• [What needs to be done] Transcribe the data in full and exactly, omitting any pictures.
>> start Provided records
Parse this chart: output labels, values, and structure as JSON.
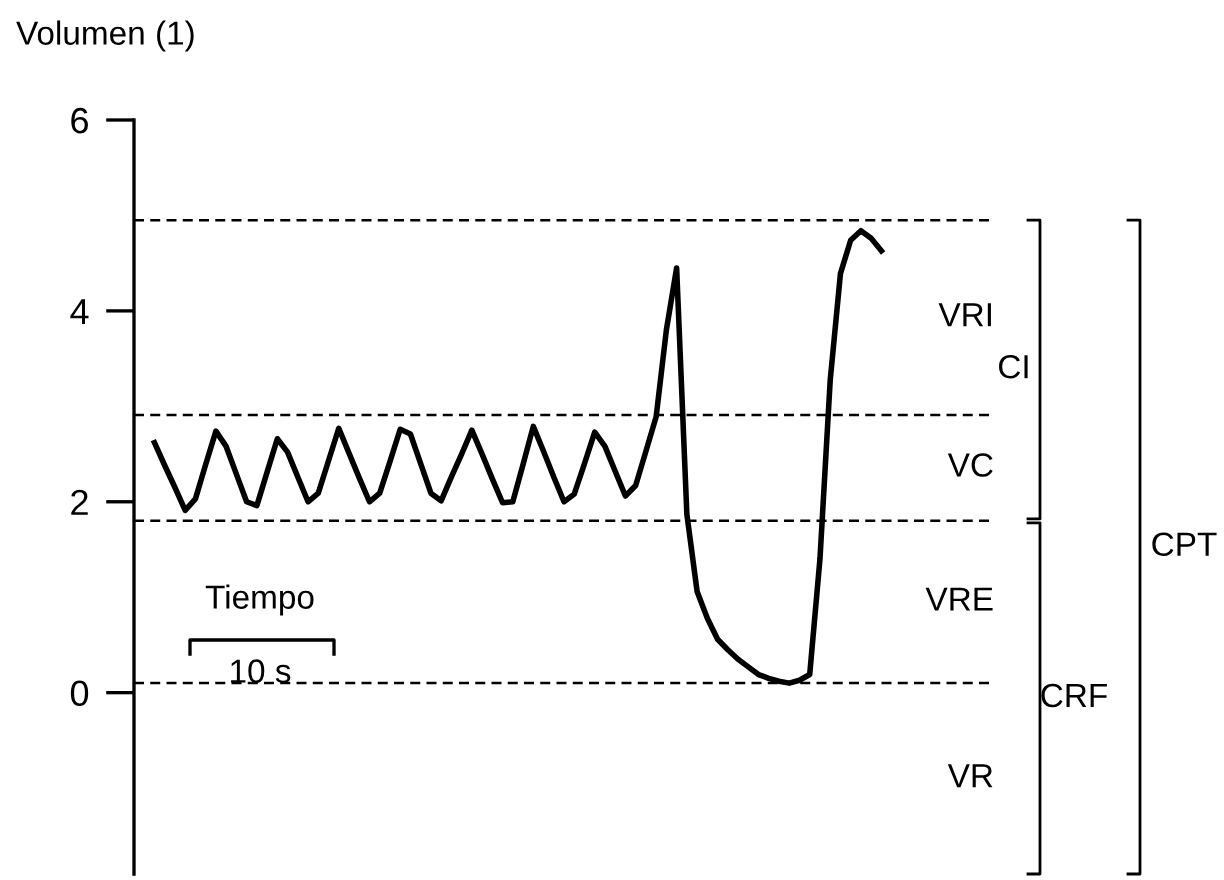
{
  "chart_data": {
    "type": "line",
    "ylabel": "Volumen (1)",
    "categories": [
      null,
      null,
      null,
      null,
      null,
      null,
      null,
      null,
      null,
      null,
      null,
      null,
      null,
      null,
      null,
      null,
      null,
      null,
      null,
      null,
      null,
      null,
      null,
      null,
      null,
      null,
      null,
      null,
      null,
      null,
      null,
      null,
      null,
      null,
      null,
      null,
      null,
      null,
      null,
      null,
      null,
      null,
      null,
      null,
      null,
      null,
      null,
      null,
      null,
      null,
      null,
      null,
      null,
      null,
      null,
      null,
      null,
      null,
      null,
      null,
      null,
      null,
      null,
      null,
      null,
      null,
      null,
      null,
      null,
      null,
      null,
      null
    ],
    "series": [
      {
        "color": "#000000",
        "values": [
          2.62,
          2.38,
          2.15,
          1.91,
          2.03,
          2.39,
          2.74,
          2.58,
          2.29,
          2.0,
          1.96,
          2.31,
          2.66,
          2.52,
          2.26,
          2.0,
          2.09,
          2.43,
          2.77,
          2.51,
          2.25,
          2.0,
          2.09,
          2.42,
          2.76,
          2.71,
          2.4,
          2.09,
          2.01,
          2.26,
          2.5,
          2.75,
          2.5,
          2.24,
          1.99,
          2.0,
          2.39,
          2.79,
          2.53,
          2.26,
          2.0,
          2.08,
          2.4,
          2.73,
          2.58,
          2.32,
          2.06,
          2.17,
          2.53,
          2.89,
          3.8,
          4.45,
          1.87,
          1.06,
          0.78,
          0.56,
          0.45,
          0.35,
          0.27,
          0.19,
          0.15,
          0.12,
          0.1,
          0.13,
          0.19,
          1.4,
          3.27,
          4.39,
          4.74,
          4.84,
          4.76,
          4.63
        ]
      }
    ],
    "ylim": [
      -1.9,
      6
    ],
    "yticks": [
      0,
      2,
      4,
      6
    ],
    "tick_labels": "y",
    "grid": false,
    "marker": "none",
    "line_style": "solid",
    "ref_lines": [
      {
        "axis": "y",
        "value": 4.95,
        "line_style": "dashed",
        "color": "#000000"
      },
      {
        "axis": "y",
        "value": 2.91,
        "line_style": "dashed",
        "color": "#000000"
      },
      {
        "axis": "y",
        "value": 1.8,
        "line_style": "dashed",
        "color": "#000000"
      },
      {
        "axis": "y",
        "value": 0.1,
        "line_style": "dashed",
        "color": "#000000"
      }
    ],
    "annotations": [
      "Tiempo",
      "10 s",
      "VRI",
      "VC",
      "VRE",
      "VR",
      "CI",
      "CRF",
      "CPT"
    ]
  }
}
>> end Provided records
• [Result of the exercise]
Parse this chart: output labels, values, and structure as JSON.
{
  "chart_data": {
    "type": "line",
    "ylabel": "Volumen (1)",
    "categories": [
      null,
      null,
      null,
      null,
      null,
      null,
      null,
      null,
      null,
      null,
      null,
      null,
      null,
      null,
      null,
      null,
      null,
      null,
      null,
      null,
      null,
      null,
      null,
      null,
      null,
      null,
      null,
      null,
      null,
      null,
      null,
      null,
      null,
      null,
      null,
      null,
      null,
      null,
      null,
      null,
      null,
      null,
      null,
      null,
      null,
      null,
      null,
      null,
      null,
      null,
      null,
      null,
      null,
      null,
      null,
      null,
      null,
      null,
      null,
      null,
      null,
      null,
      null,
      null,
      null,
      null,
      null,
      null,
      null,
      null,
      null,
      null
    ],
    "series": [
      {
        "color": "#000000",
        "values": [
          2.62,
          2.38,
          2.15,
          1.91,
          2.03,
          2.39,
          2.74,
          2.58,
          2.29,
          2.0,
          1.96,
          2.31,
          2.66,
          2.52,
          2.26,
          2.0,
          2.09,
          2.43,
          2.77,
          2.51,
          2.25,
          2.0,
          2.09,
          2.42,
          2.76,
          2.71,
          2.4,
          2.09,
          2.01,
          2.26,
          2.5,
          2.75,
          2.5,
          2.24,
          1.99,
          2.0,
          2.39,
          2.79,
          2.53,
          2.26,
          2.0,
          2.08,
          2.4,
          2.73,
          2.58,
          2.32,
          2.06,
          2.17,
          2.53,
          2.89,
          3.8,
          4.45,
          1.87,
          1.06,
          0.78,
          0.56,
          0.45,
          0.35,
          0.27,
          0.19,
          0.15,
          0.12,
          0.1,
          0.13,
          0.19,
          1.4,
          3.27,
          4.39,
          4.74,
          4.84,
          4.76,
          4.63
        ]
      }
    ],
    "ylim": [
      -1.9,
      6
    ],
    "yticks": [
      0,
      2,
      4,
      6
    ],
    "tick_labels": "y",
    "grid": false,
    "marker": "none",
    "line_style": "solid",
    "ref_lines": [
      {
        "axis": "y",
        "value": 4.95,
        "line_style": "dashed",
        "color": "#000000"
      },
      {
        "axis": "y",
        "value": 2.91,
        "line_style": "dashed",
        "color": "#000000"
      },
      {
        "axis": "y",
        "value": 1.8,
        "line_style": "dashed",
        "color": "#000000"
      },
      {
        "axis": "y",
        "value": 0.1,
        "line_style": "dashed",
        "color": "#000000"
      }
    ],
    "annotations": [
      "Tiempo",
      "10 s",
      "VRI",
      "VC",
      "VRE",
      "VR",
      "CI",
      "CRF",
      "CPT"
    ]
  }
}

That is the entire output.